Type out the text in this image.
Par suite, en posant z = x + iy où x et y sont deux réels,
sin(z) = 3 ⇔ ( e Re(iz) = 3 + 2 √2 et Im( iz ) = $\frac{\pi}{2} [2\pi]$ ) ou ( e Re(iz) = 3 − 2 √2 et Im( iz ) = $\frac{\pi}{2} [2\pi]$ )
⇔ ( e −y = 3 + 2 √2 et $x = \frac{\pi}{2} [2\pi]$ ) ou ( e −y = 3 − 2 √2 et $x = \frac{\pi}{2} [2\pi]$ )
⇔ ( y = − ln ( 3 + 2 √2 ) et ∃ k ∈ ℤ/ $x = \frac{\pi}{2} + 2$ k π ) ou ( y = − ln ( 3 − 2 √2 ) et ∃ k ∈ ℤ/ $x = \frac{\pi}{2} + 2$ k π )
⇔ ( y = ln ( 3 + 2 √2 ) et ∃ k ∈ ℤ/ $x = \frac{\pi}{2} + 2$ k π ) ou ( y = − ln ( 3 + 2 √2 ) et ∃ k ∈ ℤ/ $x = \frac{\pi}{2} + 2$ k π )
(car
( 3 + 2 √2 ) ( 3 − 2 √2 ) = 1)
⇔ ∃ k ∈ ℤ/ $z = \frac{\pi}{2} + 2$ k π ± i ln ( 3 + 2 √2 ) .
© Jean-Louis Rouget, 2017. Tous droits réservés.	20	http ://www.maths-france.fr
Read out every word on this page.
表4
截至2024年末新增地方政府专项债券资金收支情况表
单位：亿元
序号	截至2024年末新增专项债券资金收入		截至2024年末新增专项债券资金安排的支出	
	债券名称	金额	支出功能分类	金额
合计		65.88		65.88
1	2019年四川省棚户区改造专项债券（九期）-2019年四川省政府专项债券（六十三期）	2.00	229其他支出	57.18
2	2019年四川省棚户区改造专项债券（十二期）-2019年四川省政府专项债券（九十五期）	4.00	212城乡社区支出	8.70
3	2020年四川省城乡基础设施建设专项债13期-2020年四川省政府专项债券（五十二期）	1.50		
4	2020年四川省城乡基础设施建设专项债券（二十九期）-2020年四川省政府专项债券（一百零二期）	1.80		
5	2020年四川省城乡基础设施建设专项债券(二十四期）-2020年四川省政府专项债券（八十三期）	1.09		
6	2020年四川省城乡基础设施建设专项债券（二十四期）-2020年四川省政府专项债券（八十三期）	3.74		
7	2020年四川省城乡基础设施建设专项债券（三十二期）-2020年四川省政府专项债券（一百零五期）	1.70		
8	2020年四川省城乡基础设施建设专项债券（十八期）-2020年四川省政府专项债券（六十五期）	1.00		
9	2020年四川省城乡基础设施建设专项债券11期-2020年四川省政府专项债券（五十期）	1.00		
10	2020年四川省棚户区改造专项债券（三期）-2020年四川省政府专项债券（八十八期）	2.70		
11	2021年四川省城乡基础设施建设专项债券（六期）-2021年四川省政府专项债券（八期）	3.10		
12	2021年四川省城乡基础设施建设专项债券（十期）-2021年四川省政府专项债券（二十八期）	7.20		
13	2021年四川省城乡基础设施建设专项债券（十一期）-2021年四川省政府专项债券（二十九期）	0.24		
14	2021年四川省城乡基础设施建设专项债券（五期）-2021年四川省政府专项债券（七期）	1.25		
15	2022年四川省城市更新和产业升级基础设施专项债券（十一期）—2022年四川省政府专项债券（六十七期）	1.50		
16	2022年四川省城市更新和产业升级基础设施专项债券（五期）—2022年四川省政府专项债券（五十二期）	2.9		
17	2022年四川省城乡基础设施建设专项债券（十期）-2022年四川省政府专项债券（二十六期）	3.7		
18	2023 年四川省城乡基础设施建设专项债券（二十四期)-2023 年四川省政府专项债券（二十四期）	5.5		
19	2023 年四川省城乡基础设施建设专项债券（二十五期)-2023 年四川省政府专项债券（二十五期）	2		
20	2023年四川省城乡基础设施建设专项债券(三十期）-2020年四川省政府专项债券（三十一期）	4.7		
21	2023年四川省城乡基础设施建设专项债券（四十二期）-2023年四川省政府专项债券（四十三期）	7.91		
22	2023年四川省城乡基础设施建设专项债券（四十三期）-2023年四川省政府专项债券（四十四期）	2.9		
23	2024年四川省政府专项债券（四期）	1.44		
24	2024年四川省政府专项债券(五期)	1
+---+
#### Short problem
How many lines of the listing include the string "二十九期"? Answer with the number alone.

#### Full answer
2